Problem details:
Look below. Copy each line that has "Pedro" in it.

>> Begin

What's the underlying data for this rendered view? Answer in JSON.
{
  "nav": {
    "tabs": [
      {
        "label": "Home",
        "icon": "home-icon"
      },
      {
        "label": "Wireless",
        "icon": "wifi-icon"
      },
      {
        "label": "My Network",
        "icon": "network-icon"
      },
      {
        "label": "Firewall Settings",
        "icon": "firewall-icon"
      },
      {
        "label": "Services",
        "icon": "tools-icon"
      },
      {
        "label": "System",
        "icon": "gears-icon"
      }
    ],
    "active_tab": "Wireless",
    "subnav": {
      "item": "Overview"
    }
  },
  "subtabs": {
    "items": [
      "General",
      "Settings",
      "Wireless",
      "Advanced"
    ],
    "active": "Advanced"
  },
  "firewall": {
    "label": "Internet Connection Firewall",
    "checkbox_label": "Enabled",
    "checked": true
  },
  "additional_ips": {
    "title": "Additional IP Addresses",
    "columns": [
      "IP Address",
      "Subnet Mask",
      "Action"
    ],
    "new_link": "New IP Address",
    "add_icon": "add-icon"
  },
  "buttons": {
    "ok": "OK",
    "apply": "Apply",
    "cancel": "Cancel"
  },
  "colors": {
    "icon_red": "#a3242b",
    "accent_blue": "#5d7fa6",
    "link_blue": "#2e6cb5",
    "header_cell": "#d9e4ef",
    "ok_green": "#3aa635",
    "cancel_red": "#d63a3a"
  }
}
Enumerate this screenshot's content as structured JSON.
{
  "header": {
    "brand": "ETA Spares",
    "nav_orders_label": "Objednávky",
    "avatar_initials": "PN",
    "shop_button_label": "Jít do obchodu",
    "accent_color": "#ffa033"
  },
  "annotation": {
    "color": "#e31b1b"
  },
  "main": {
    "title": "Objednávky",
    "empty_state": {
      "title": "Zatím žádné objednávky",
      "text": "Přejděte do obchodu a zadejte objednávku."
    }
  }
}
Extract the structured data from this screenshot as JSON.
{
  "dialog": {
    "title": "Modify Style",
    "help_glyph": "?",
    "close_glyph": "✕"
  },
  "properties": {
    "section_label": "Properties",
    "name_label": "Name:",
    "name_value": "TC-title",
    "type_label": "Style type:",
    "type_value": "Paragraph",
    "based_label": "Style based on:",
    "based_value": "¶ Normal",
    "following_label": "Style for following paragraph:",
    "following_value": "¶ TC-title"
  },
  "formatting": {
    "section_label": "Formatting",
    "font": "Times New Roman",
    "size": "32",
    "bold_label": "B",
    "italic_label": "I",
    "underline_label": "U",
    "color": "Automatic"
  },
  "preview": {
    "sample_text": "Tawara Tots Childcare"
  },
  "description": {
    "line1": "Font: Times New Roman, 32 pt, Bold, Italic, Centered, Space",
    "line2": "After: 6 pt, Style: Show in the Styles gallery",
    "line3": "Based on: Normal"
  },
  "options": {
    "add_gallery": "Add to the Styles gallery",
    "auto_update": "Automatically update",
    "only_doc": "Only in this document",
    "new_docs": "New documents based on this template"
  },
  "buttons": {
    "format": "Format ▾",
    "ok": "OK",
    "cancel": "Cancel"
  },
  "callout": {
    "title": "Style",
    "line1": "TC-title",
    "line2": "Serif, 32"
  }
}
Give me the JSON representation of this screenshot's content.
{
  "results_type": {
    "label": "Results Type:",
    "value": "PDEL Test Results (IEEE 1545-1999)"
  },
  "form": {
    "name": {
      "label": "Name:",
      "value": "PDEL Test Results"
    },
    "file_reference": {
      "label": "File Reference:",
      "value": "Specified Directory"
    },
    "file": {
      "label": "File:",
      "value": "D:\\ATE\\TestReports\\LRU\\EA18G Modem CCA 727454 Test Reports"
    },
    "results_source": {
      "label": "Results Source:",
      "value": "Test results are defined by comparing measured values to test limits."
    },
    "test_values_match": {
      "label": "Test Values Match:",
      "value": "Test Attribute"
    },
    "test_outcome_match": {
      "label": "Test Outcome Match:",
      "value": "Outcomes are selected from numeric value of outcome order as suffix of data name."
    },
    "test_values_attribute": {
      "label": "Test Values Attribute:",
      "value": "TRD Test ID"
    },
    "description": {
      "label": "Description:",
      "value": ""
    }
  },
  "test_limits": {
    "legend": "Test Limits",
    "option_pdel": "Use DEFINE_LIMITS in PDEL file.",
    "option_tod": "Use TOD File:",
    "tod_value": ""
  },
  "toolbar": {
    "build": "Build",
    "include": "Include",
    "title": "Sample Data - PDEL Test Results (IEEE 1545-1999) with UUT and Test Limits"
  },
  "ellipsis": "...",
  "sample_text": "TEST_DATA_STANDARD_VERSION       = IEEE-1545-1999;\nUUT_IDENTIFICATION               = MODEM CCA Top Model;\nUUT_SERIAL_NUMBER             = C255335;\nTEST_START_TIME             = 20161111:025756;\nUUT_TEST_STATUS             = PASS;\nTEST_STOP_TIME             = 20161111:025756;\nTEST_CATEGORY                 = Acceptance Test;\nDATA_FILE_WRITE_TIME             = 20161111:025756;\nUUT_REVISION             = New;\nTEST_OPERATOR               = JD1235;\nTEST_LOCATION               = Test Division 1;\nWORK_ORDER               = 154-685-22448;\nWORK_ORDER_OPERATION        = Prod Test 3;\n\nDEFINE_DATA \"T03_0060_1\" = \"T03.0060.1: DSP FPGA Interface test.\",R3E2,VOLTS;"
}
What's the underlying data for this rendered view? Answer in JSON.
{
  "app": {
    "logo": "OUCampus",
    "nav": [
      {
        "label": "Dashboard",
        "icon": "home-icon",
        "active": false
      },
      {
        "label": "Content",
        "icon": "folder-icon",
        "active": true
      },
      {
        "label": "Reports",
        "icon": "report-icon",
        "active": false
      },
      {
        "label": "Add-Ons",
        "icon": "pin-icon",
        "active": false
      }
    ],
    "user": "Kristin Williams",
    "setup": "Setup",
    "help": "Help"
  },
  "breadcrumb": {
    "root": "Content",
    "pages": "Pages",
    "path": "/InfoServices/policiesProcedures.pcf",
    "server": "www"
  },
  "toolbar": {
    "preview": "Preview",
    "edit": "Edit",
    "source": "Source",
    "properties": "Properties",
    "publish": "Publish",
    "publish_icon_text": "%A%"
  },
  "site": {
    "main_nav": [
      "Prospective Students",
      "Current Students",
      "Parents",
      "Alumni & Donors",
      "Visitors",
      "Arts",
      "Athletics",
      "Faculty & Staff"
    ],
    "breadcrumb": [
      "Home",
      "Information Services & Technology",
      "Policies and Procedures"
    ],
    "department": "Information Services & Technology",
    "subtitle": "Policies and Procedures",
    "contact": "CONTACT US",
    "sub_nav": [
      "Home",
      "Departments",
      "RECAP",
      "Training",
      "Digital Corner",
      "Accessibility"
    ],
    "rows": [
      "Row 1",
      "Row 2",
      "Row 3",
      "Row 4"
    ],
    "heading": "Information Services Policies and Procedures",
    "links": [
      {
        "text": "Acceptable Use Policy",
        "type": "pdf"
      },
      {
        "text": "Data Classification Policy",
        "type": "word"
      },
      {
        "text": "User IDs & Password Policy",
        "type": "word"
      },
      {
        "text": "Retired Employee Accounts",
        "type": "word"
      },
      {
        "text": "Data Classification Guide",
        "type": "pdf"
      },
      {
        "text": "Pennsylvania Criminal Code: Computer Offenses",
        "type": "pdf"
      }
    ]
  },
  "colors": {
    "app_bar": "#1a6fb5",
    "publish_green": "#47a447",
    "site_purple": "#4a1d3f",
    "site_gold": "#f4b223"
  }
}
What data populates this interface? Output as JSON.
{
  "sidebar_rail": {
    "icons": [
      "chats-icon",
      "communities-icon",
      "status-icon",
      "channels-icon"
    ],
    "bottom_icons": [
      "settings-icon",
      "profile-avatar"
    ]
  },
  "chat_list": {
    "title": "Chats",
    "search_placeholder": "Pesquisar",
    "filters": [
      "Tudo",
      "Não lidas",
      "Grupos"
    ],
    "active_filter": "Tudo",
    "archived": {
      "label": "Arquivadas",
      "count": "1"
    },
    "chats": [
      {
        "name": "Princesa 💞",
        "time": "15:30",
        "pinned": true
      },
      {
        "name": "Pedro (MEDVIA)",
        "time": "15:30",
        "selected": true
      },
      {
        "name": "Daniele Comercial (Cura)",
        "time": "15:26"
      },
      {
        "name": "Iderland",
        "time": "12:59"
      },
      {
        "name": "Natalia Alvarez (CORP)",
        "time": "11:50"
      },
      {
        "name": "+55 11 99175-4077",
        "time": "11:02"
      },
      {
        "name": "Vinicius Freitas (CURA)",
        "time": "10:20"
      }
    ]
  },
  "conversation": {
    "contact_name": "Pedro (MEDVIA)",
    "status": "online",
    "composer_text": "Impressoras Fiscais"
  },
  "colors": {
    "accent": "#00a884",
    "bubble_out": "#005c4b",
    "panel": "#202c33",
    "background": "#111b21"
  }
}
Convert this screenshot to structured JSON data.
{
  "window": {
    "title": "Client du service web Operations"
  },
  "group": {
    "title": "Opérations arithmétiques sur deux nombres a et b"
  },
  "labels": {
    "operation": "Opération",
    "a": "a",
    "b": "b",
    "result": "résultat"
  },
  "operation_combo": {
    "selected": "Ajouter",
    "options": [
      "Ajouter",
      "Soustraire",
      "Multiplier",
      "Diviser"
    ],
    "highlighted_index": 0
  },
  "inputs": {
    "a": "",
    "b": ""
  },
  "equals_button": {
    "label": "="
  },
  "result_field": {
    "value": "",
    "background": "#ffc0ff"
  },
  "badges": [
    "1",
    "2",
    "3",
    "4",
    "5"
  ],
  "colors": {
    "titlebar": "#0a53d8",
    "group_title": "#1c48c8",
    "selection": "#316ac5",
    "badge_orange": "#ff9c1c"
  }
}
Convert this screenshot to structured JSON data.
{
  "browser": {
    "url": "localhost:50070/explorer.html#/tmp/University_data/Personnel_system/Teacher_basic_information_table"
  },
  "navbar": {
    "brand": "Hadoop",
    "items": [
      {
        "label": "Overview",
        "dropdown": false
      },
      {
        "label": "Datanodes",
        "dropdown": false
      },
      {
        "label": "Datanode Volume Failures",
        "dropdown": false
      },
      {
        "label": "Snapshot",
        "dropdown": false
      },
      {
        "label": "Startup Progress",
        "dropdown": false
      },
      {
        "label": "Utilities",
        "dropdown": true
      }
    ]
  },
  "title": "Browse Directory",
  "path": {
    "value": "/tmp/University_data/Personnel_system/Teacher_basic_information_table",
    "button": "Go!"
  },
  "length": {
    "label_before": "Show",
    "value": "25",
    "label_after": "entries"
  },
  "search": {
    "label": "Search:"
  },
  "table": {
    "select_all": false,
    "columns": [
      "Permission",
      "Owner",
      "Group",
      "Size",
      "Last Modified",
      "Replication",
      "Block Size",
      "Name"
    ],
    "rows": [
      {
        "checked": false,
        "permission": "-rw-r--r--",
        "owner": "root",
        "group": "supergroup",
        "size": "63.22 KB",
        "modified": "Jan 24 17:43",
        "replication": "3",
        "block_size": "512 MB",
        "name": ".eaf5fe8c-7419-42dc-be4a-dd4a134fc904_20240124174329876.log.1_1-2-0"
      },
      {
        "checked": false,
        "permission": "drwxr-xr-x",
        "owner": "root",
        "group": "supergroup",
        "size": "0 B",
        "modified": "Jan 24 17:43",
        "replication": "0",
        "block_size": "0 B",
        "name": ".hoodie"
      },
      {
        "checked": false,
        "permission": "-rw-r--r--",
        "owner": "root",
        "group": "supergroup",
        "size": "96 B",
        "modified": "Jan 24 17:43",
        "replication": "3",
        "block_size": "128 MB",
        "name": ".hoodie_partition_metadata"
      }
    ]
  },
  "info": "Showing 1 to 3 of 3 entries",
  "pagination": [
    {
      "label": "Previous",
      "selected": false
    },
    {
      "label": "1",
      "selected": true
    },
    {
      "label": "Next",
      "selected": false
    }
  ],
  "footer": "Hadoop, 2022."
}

>> End

Output of the task:
        "name": "Pedro (MEDVIA)",
    "contact_name": "Pedro (MEDVIA)",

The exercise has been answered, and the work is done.